EXERCISE REQUIREMENTS: Retype, without changes, every line from the line that contains "Give me a plain-text" through the final line of the records. Exclude pictures.

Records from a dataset

○ ○ ○

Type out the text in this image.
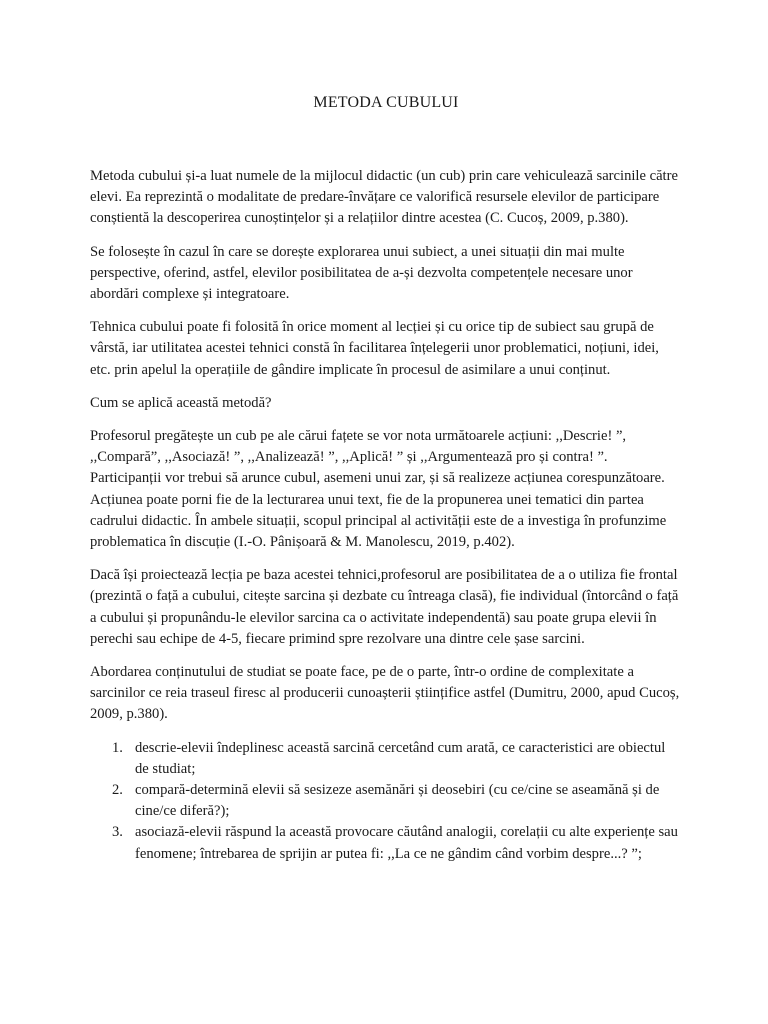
METODA CUBULUI

Metoda cubului și-a luat numele de la mijlocul didactic (un cub) prin care vehiculează sarcinile către elevi. Ea reprezintă o modalitate de predare-învățare ce valorifică resursele elevilor de participare conștientă la descoperirea cunoștințelor și a relațiilor dintre acestea (C. Cucoș, 2009, p.380).

Se folosește în cazul în care se dorește explorarea unui subiect, a unei situații din mai multe perspective, oferind, astfel, elevilor posibilitatea de a-și dezvolta competențele necesare unor abordări complexe și integratoare.

Tehnica cubului poate fi folosită în orice moment al lecției și cu orice tip de subiect sau grupă de vârstă, iar utilitatea acestei tehnici constă în facilitarea înțelegerii unor problematici, noțiuni, idei, etc. prin apelul la operațiile de gândire implicate în procesul de asimilare a unui conținut.

Cum se aplică această metodă?

Profesorul pregătește un cub pe ale cărui fațete se vor nota următoarele acțiuni: ,,Descrie! ”, ,,Compară”, ,,Asociază! ”, ,,Analizează! ”, ,,Aplică! ” și ,,Argumentează pro și contra! ”. Participanții vor trebui să arunce cubul, asemeni unui zar, și să realizeze acțiunea corespunzătoare. Acțiunea poate porni fie de la lecturarea unui text, fie de la propunerea unei tematici din partea cadrului didactic. În ambele situații, scopul principal al activității este de a investiga în profunzime problematica în discuție (I.-O. Pânișoară & M. Manolescu, 2019, p.402).

Dacă își proiectează lecția pe baza acestei tehnici,profesorul are posibilitatea de a o utiliza fie frontal (prezintă o față a cubului, citește sarcina și dezbate cu întreaga clasă), fie individual (întorcând o față a cubului și propunându-le elevilor sarcina ca o activitate independentă) sau poate grupa elevii în perechi sau echipe de 4-5, fiecare primind spre rezolvare una dintre cele șase sarcini.

Abordarea conținutului de studiat se poate face, pe de o parte, într-o ordine de complexitate a sarcinilor ce reia traseul firesc al producerii cunoașterii științifice astfel (Dumitru, 2000, apud Cucoș, 2009, p.380).

1. descrie-elevii îndeplinesc această sarcină cercetând cum arată, ce caracteristici are obiectul de studiat;
2. compară-determină elevii să sesizeze asemănări și deosebiri (cu ce/cine se aseamănă și de cine/ce diferă?);
3. asociază-elevii răspund la această provocare căutând analogii, corelații cu alte experiențe sau fenomene; întrebarea de sprijin ar putea fi: ,,La ce ne gândim când vorbim despre...? ”;
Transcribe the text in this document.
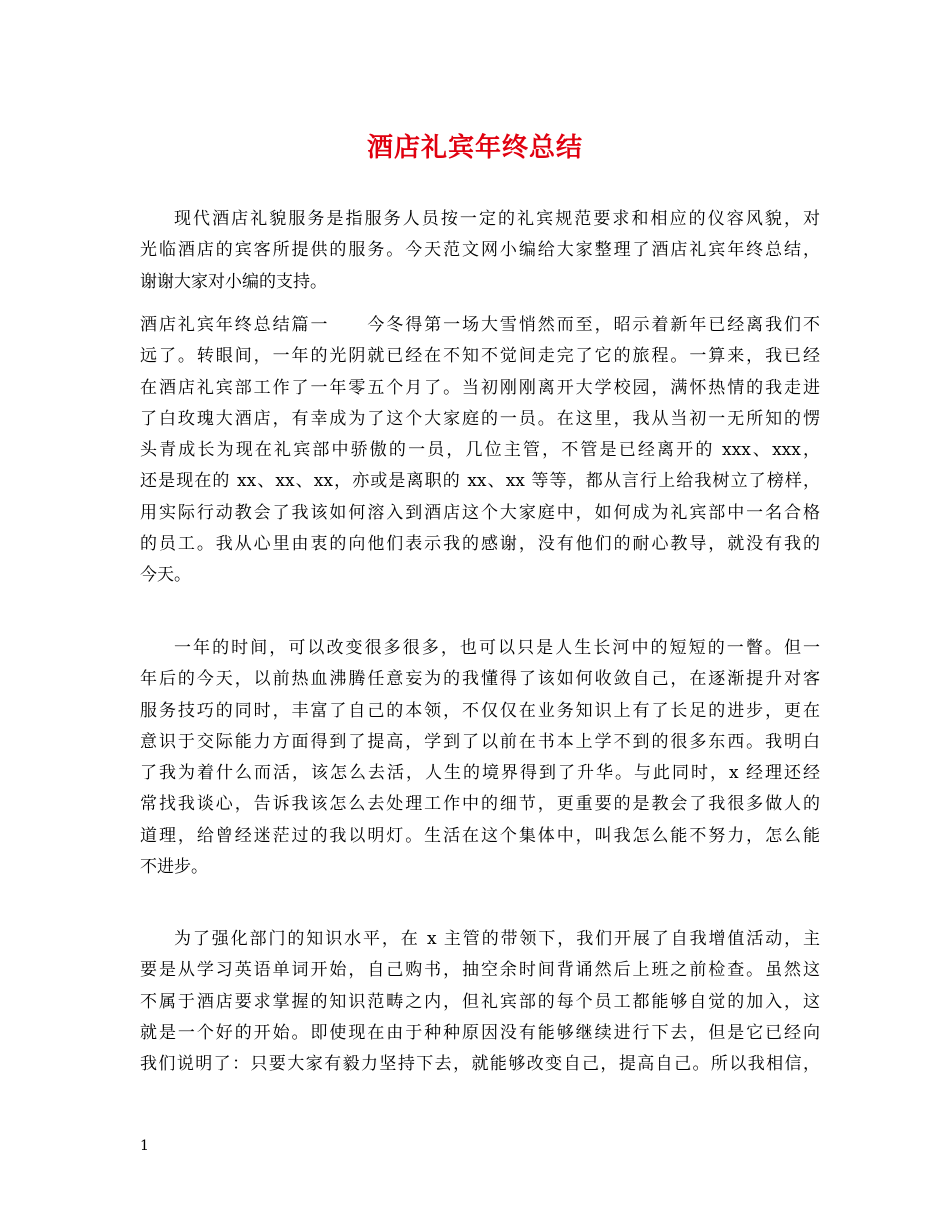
酒店礼宾年终总结
现代酒店礼貌服务是指服务人员按一定的礼宾规范要求和相应的仪容风貌，对
光临酒店的宾客所提供的服务。今天范文网小编给大家整理了酒店礼宾年终总结，
谢谢大家对小编的支持。
酒店礼宾年终总结篇一　　今冬得第一场大雪悄然而至，昭示着新年已经离我们不
远了。转眼间，一年的光阴就已经在不知不觉间走完了它的旅程。一算来，我已经
在酒店礼宾部工作了一年零五个月了。当初刚刚离开大学校园，满怀热情的我走进
了白玫瑰大酒店，有幸成为了这个大家庭的一员。在这里，我从当初一无所知的愣
头青成长为现在礼宾部中骄傲的一员，几位主管，不管是已经离开的 xxx、xxx，
还是现在的 xx、xx、xx，亦或是离职的 xx、xx 等等，都从言行上给我树立了榜样，
用实际行动教会了我该如何溶入到酒店这个大家庭中，如何成为礼宾部中一名合格
的员工。我从心里由衷的向他们表示我的感谢，没有他们的耐心教导，就没有我的
今天。
一年的时间，可以改变很多很多，也可以只是人生长河中的短短的一瞥。但一
年后的今天，以前热血沸腾任意妄为的我懂得了该如何收敛自己，在逐渐提升对客
服务技巧的同时，丰富了自己的本领，不仅仅在业务知识上有了长足的进步，更在
意识于交际能力方面得到了提高，学到了以前在书本上学不到的很多东西。我明白
了我为着什么而活，该怎么去活，人生的境界得到了升华。与此同时，x 经理还经
常找我谈心，告诉我该怎么去处理工作中的细节，更重要的是教会了我很多做人的
道理，给曾经迷茫过的我以明灯。生活在这个集体中，叫我怎么能不努力，怎么能
不进步。
为了强化部门的知识水平，在 x 主管的带领下，我们开展了自我增值活动，主
要是从学习英语单词开始，自己购书，抽空余时间背诵然后上班之前检查。虽然这
不属于酒店要求掌握的知识范畴之内，但礼宾部的每个员工都能够自觉的加入，这
就是一个好的开始。即使现在由于种种原因没有能够继续进行下去，但是它已经向
我们说明了：只要大家有毅力坚持下去，就能够改变自己，提高自己。所以我相信，
1
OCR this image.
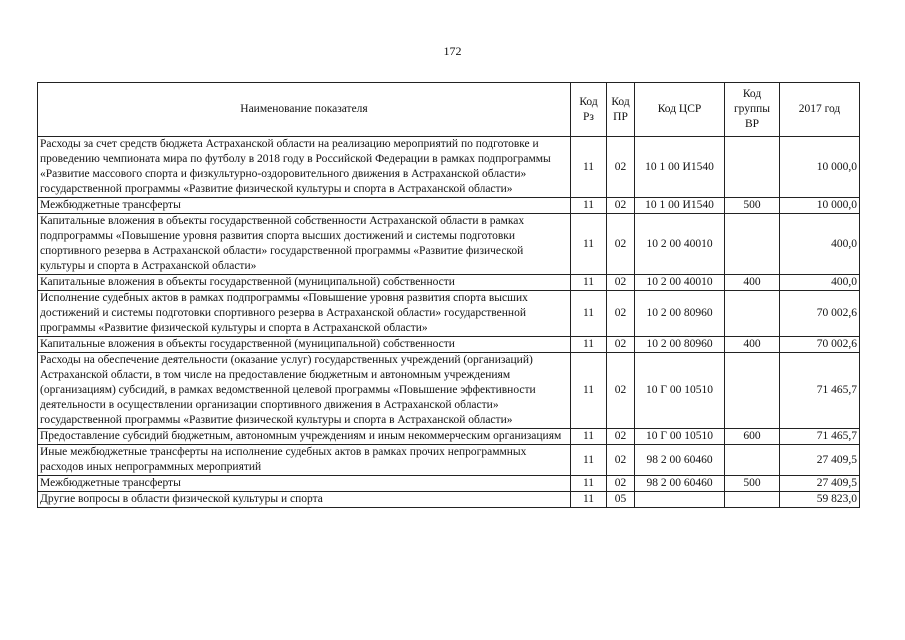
172
Наименование показателя	Код Рз	Код ПР	Код ЦСР	Код группы ВР	2017 год
Расходы за счет средств бюджета Астраханской области на реализацию мероприятий по подготовке и проведению чемпионата мира по футболу в 2018 году в Российской Федерации в рамках подпрограммы «Развитие массового спорта и физкультурно-оздоровительного движения в Астраханской области» государственной программы «Развитие физической культуры и спорта в Астраханской области»	11	02	10 1 00 И1540		10 000,0
Межбюджетные трансферты	11	02	10 1 00 И1540	500	10 000,0
Капитальные вложения в объекты государственной собственности Астраханской области в рамках подпрограммы «Повышение уровня развития спорта высших достижений и системы подготовки спортивного резерва в Астраханской области» государственной программы «Развитие физической культуры и спорта в Астраханской области»	11	02	10 2 00 40010		400,0
Капитальные вложения в объекты государственной (муниципальной) собственности	11	02	10 2 00 40010	400	400,0
Исполнение судебных актов в рамках подпрограммы «Повышение уровня развития спорта высших достижений и системы подготовки спортивного резерва в Астраханской области» государственной программы «Развитие физической культуры и спорта в Астраханской области»	11	02	10 2 00 80960		70 002,6
Капитальные вложения в объекты государственной (муниципальной) собственности	11	02	10 2 00 80960	400	70 002,6
Расходы на обеспечение деятельности (оказание услуг) государственных учреждений (организаций) Астраханской области, в том числе на предоставление бюджетным и автономным учреждениям (организациям) субсидий, в рамках ведомственной целевой программы «Повышение эффективности деятельности в осуществлении организации спортивного движения в Астраханской области» государственной программы «Развитие физической культуры и спорта в Астраханской области»	11	02	10 Г 00 10510		71 465,7
Предоставление субсидий бюджетным, автономным учреждениям и иным некоммерческим организациям	11	02	10 Г 00 10510	600	71 465,7
Иные межбюджетные трансферты на исполнение судебных актов в рамках прочих непрограммных расходов иных непрограммных мероприятий	11	02	98 2 00 60460		27 409,5
Межбюджетные трансферты	11	02	98 2 00 60460	500	27 409,5
Другие вопросы в области физической культуры и спорта	11	05			59 823,0
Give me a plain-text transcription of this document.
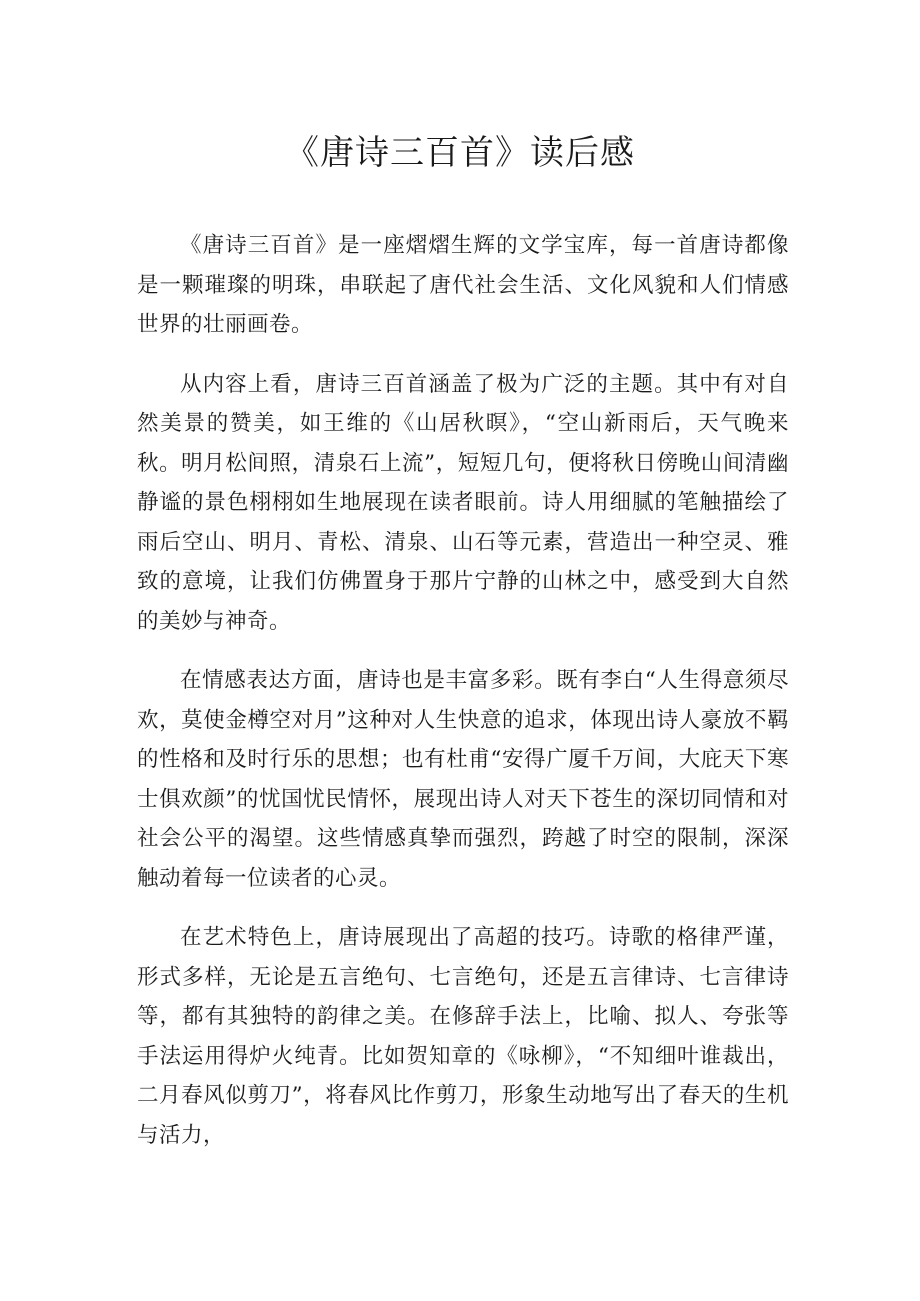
《唐诗三百首》读后感

《唐诗三百首》是一座熠熠生辉的文学宝库，每一首唐诗都像是一颗璀璨的明珠，串联起了唐代社会生活、文化风貌和人们情感世界的壮丽画卷。

从内容上看，唐诗三百首涵盖了极为广泛的主题。其中有对自然美景的赞美，如王维的《山居秋暝》，“空山新雨后，天气晚来秋。明月松间照，清泉石上流”，短短几句，便将秋日傍晚山间清幽静谧的景色栩栩如生地展现在读者眼前。诗人用细腻的笔触描绘了雨后空山、明月、青松、清泉、山石等元素，营造出一种空灵、雅致的意境，让我们仿佛置身于那片宁静的山林之中，感受到大自然的美妙与神奇。

在情感表达方面，唐诗也是丰富多彩。既有李白“人生得意须尽欢，莫使金樽空对月”这种对人生快意的追求，体现出诗人豪放不羁的性格和及时行乐的思想；也有杜甫“安得广厦千万间，大庇天下寒士俱欢颜”的忧国忧民情怀，展现出诗人对天下苍生的深切同情和对社会公平的渴望。这些情感真挚而强烈，跨越了时空的限制，深深触动着每一位读者的心灵。

在艺术特色上，唐诗展现出了高超的技巧。诗歌的格律严谨，形式多样，无论是五言绝句、七言绝句，还是五言律诗、七言律诗等，都有其独特的韵律之美。在修辞手法上，比喻、拟人、夸张等手法运用得炉火纯青。比如贺知章的《咏柳》，“不知细叶谁裁出，二月春风似剪刀”，将春风比作剪刀，形象生动地写出了春天的生机与活力，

○ ○ ○

COMPLETE OUTPUT:
Give me a plain-text transcription of this document.
《唐诗三百首》读后感

《唐诗三百首》是一座熠熠生辉的文学宝库，每一首唐诗都像是一颗璀璨的明珠，串联起了唐代社会生活、文化风貌和人们情感世界的壮丽画卷。

从内容上看，唐诗三百首涵盖了极为广泛的主题。其中有对自然美景的赞美，如王维的《山居秋暝》，“空山新雨后，天气晚来秋。明月松间照，清泉石上流”，短短几句，便将秋日傍晚山间清幽静谧的景色栩栩如生地展现在读者眼前。诗人用细腻的笔触描绘了雨后空山、明月、青松、清泉、山石等元素，营造出一种空灵、雅致的意境，让我们仿佛置身于那片宁静的山林之中，感受到大自然的美妙与神奇。

在情感表达方面，唐诗也是丰富多彩。既有李白“人生得意须尽欢，莫使金樽空对月”这种对人生快意的追求，体现出诗人豪放不羁的性格和及时行乐的思想；也有杜甫“安得广厦千万间，大庇天下寒士俱欢颜”的忧国忧民情怀，展现出诗人对天下苍生的深切同情和对社会公平的渴望。这些情感真挚而强烈，跨越了时空的限制，深深触动着每一位读者的心灵。

在艺术特色上，唐诗展现出了高超的技巧。诗歌的格律严谨，形式多样，无论是五言绝句、七言绝句，还是五言律诗、七言律诗等，都有其独特的韵律之美。在修辞手法上，比喻、拟人、夸张等手法运用得炉火纯青。比如贺知章的《咏柳》，“不知细叶谁裁出，二月春风似剪刀”，将春风比作剪刀，形象生动地写出了春天的生机与活力，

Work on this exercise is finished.